_Objective_:
In the records below, find each line containing the word "this" and copy it.

■ ■ ■ ■ ■

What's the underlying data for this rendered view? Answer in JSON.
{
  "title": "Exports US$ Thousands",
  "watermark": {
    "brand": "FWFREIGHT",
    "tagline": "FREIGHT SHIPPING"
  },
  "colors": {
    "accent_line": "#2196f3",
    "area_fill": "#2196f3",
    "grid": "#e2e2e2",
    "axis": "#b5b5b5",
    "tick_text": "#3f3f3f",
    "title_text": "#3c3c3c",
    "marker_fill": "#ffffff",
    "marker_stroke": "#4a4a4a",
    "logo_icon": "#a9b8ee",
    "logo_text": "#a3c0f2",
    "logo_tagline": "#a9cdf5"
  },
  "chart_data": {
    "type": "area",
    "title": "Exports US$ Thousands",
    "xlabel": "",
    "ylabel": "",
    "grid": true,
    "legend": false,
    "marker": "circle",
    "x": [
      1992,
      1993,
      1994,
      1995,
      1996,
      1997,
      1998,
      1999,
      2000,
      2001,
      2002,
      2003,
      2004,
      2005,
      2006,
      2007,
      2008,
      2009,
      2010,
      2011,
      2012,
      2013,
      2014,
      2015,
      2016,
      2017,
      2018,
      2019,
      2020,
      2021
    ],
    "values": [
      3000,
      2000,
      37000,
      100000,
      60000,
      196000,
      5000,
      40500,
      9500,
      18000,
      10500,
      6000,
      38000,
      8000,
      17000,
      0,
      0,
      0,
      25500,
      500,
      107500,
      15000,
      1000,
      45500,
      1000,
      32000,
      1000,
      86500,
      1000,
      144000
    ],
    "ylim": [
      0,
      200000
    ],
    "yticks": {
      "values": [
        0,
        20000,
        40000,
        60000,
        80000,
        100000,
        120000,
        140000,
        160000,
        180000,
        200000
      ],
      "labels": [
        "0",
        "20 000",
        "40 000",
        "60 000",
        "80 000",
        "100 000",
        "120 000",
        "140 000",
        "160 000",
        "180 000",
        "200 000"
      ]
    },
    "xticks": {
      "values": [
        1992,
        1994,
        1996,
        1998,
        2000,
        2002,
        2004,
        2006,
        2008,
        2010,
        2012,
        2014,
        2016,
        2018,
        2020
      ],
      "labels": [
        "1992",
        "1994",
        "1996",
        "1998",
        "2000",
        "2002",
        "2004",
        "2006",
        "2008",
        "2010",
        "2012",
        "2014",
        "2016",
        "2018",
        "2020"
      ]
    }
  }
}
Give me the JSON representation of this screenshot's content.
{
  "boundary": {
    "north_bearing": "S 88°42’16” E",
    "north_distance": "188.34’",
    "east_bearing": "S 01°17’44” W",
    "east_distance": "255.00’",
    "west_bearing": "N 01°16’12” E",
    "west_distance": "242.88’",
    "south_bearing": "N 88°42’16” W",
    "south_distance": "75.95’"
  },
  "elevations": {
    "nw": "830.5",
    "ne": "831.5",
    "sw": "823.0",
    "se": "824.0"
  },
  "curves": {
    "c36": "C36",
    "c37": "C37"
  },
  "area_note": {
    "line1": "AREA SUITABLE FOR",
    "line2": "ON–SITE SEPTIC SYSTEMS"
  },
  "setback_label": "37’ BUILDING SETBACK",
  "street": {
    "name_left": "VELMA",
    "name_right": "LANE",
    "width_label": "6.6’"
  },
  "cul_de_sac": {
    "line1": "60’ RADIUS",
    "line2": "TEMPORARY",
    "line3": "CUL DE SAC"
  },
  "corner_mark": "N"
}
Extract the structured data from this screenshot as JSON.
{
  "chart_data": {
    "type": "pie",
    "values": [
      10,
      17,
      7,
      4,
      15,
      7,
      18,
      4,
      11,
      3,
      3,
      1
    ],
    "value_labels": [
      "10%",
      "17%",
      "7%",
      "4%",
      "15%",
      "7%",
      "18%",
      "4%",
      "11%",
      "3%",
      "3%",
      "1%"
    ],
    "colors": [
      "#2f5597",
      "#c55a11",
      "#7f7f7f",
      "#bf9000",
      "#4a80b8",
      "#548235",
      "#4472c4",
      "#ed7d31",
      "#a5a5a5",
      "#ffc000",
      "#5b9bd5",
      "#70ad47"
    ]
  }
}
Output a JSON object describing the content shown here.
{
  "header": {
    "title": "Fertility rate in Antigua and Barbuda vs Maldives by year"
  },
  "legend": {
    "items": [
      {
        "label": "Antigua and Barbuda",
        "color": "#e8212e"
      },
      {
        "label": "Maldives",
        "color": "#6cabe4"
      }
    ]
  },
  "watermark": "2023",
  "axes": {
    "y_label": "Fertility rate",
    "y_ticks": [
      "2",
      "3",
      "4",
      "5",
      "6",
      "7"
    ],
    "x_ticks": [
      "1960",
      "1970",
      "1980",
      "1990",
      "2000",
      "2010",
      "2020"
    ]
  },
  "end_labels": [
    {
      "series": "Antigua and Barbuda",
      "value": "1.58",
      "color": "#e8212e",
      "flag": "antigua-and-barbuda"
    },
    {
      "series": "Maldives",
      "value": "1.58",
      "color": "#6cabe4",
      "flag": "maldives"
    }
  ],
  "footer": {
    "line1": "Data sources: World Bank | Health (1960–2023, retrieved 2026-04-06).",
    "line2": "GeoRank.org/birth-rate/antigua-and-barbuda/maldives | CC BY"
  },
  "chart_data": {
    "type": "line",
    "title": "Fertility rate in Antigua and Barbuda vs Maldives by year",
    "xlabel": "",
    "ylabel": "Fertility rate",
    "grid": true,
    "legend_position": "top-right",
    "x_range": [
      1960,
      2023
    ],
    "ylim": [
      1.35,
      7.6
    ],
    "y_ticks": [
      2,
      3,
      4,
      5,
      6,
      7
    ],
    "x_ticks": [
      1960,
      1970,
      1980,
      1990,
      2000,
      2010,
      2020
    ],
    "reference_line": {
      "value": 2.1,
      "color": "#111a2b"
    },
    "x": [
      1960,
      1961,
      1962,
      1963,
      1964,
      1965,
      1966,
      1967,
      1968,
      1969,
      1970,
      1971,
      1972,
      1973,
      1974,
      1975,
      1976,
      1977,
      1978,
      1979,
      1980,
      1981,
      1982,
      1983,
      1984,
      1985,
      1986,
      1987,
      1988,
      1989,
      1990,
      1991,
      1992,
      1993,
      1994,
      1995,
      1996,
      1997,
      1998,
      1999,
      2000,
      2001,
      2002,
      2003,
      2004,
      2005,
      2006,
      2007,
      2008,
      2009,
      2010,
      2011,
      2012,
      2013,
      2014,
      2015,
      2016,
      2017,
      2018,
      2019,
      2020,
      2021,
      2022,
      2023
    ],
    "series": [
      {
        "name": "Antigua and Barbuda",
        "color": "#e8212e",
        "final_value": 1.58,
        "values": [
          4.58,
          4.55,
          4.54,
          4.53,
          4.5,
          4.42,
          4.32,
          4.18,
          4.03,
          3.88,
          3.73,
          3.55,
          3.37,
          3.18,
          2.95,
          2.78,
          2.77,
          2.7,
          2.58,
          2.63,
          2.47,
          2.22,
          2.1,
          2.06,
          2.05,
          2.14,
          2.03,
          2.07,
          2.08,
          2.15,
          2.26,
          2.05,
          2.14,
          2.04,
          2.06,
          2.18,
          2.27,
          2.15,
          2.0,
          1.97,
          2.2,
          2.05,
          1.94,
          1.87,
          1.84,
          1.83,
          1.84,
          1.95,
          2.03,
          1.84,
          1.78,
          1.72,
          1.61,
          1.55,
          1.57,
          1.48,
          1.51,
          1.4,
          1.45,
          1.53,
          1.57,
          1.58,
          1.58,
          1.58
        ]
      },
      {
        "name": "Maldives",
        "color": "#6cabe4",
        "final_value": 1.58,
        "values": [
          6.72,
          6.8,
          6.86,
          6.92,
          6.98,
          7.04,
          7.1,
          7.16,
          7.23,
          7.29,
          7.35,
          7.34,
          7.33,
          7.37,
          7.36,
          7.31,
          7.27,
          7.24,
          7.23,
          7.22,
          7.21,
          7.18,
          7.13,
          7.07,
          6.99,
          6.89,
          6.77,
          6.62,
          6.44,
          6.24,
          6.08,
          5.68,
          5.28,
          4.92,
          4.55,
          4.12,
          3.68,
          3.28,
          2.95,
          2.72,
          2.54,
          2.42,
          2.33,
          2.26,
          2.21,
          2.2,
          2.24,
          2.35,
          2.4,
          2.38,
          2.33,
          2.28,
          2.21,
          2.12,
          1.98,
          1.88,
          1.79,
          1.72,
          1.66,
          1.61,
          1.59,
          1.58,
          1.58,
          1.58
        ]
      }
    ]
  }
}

■ ■ ■ ■ ■

_Full solution_:
What's the underlying data for this rendered view? Answer in JSON.
Give me the JSON representation of this screenshot's content.
Extract the structured data from this screenshot as JSON.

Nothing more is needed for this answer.